## start Provided data

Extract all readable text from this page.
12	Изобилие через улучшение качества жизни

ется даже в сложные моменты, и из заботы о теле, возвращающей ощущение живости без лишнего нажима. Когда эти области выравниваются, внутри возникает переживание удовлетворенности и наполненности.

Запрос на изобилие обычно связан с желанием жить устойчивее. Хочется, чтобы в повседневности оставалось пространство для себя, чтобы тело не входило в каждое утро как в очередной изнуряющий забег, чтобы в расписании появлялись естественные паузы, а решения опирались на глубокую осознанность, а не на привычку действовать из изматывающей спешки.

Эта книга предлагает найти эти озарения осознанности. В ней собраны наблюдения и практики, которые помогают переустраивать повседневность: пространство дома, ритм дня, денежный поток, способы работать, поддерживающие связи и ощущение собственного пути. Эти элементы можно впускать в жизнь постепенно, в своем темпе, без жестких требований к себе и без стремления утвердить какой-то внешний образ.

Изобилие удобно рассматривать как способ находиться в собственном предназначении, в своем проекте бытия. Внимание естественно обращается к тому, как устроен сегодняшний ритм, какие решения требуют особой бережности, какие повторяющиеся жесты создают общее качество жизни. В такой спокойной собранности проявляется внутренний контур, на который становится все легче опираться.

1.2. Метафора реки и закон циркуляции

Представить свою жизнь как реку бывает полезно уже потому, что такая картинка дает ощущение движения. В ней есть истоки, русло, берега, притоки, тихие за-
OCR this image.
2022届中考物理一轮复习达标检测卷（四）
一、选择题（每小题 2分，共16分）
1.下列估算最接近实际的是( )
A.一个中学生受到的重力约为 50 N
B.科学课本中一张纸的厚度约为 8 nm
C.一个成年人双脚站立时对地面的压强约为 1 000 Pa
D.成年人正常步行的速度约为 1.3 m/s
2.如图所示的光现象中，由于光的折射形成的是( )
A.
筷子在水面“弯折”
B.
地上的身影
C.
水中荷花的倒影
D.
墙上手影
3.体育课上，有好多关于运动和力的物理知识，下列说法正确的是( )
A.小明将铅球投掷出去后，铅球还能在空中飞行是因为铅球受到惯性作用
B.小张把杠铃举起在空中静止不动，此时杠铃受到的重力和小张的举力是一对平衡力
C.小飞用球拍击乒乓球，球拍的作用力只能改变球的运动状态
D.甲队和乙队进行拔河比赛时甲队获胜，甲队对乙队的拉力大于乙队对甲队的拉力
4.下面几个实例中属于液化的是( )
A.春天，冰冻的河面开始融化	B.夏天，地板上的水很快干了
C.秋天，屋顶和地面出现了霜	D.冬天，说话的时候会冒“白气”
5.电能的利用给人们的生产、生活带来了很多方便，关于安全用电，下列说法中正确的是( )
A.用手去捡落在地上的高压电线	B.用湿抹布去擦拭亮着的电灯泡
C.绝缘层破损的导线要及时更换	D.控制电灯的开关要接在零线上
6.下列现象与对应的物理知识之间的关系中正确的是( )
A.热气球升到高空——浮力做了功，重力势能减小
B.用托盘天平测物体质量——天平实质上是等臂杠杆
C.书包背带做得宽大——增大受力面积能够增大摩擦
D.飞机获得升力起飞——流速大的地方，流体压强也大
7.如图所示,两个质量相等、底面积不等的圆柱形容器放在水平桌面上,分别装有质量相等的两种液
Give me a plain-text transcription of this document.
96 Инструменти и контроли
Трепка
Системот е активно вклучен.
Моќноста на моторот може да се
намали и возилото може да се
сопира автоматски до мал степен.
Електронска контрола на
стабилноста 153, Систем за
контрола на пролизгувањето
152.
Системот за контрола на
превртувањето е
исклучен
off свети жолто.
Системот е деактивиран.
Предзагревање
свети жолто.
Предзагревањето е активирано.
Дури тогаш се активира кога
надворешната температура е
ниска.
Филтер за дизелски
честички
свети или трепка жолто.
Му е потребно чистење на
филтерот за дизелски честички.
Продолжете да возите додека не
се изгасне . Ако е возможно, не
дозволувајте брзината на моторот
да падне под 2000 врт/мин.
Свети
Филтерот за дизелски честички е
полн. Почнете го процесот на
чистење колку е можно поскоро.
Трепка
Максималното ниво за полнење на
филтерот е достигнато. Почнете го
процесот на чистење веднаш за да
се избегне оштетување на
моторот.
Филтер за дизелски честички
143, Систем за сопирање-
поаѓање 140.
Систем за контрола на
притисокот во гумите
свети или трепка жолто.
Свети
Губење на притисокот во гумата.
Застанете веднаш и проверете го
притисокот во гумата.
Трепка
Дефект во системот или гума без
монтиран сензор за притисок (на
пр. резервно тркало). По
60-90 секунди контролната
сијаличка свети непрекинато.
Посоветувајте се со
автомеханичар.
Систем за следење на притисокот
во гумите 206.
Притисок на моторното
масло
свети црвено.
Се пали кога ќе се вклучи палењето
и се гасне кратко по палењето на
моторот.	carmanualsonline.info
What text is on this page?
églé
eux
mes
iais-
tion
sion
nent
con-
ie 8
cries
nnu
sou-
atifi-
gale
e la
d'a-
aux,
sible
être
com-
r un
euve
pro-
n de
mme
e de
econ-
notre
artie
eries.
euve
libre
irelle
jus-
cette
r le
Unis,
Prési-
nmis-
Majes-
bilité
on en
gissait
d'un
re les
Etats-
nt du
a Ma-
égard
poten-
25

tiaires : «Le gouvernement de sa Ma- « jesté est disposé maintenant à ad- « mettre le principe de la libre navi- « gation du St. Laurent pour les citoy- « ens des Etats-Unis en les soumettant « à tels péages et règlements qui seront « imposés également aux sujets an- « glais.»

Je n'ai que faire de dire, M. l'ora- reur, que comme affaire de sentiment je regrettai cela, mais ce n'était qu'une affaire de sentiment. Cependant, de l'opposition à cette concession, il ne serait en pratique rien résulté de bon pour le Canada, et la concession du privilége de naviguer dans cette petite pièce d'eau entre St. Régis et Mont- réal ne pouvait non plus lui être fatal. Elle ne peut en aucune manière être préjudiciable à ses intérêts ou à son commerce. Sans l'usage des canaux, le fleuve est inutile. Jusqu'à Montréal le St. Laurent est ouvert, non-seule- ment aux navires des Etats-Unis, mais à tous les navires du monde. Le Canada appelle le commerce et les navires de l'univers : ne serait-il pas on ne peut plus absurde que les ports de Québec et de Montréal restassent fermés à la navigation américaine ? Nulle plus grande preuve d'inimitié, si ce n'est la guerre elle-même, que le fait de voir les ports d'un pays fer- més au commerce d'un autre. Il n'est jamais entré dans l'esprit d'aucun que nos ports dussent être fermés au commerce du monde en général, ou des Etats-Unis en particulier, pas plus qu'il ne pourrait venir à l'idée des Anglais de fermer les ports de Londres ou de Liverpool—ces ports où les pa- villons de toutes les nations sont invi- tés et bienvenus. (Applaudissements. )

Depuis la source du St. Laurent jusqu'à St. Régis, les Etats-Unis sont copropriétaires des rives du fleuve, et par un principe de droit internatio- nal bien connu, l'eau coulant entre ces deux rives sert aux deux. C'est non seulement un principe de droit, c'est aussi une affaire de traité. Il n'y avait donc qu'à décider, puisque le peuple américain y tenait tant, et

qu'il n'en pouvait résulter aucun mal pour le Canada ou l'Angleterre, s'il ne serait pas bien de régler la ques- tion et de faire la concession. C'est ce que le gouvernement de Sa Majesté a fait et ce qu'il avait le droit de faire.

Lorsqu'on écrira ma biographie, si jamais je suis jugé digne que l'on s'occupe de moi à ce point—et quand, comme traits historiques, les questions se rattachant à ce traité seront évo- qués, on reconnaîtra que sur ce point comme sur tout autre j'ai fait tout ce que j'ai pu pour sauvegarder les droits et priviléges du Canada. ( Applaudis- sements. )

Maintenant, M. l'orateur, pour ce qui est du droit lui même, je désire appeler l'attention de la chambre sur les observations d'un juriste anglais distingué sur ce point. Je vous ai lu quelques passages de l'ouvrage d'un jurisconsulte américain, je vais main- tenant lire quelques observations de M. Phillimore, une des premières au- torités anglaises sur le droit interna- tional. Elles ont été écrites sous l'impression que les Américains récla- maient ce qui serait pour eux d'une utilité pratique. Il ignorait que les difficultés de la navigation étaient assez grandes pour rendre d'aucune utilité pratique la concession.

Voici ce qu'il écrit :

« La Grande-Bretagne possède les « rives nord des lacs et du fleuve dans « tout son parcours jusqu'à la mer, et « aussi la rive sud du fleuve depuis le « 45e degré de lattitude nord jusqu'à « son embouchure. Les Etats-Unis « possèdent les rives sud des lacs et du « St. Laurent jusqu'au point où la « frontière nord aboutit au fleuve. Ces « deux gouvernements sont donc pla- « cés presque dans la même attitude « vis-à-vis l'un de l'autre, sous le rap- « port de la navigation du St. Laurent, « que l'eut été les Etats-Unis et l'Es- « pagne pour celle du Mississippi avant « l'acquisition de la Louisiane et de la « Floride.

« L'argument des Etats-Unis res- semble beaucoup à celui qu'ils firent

## end Provided data

• Exercise prompt: Show each line of the listing that holds the string "палењето".

• Answer:
Се пали кога ќе се вклучи палењето
и се гасне кратко по палењето на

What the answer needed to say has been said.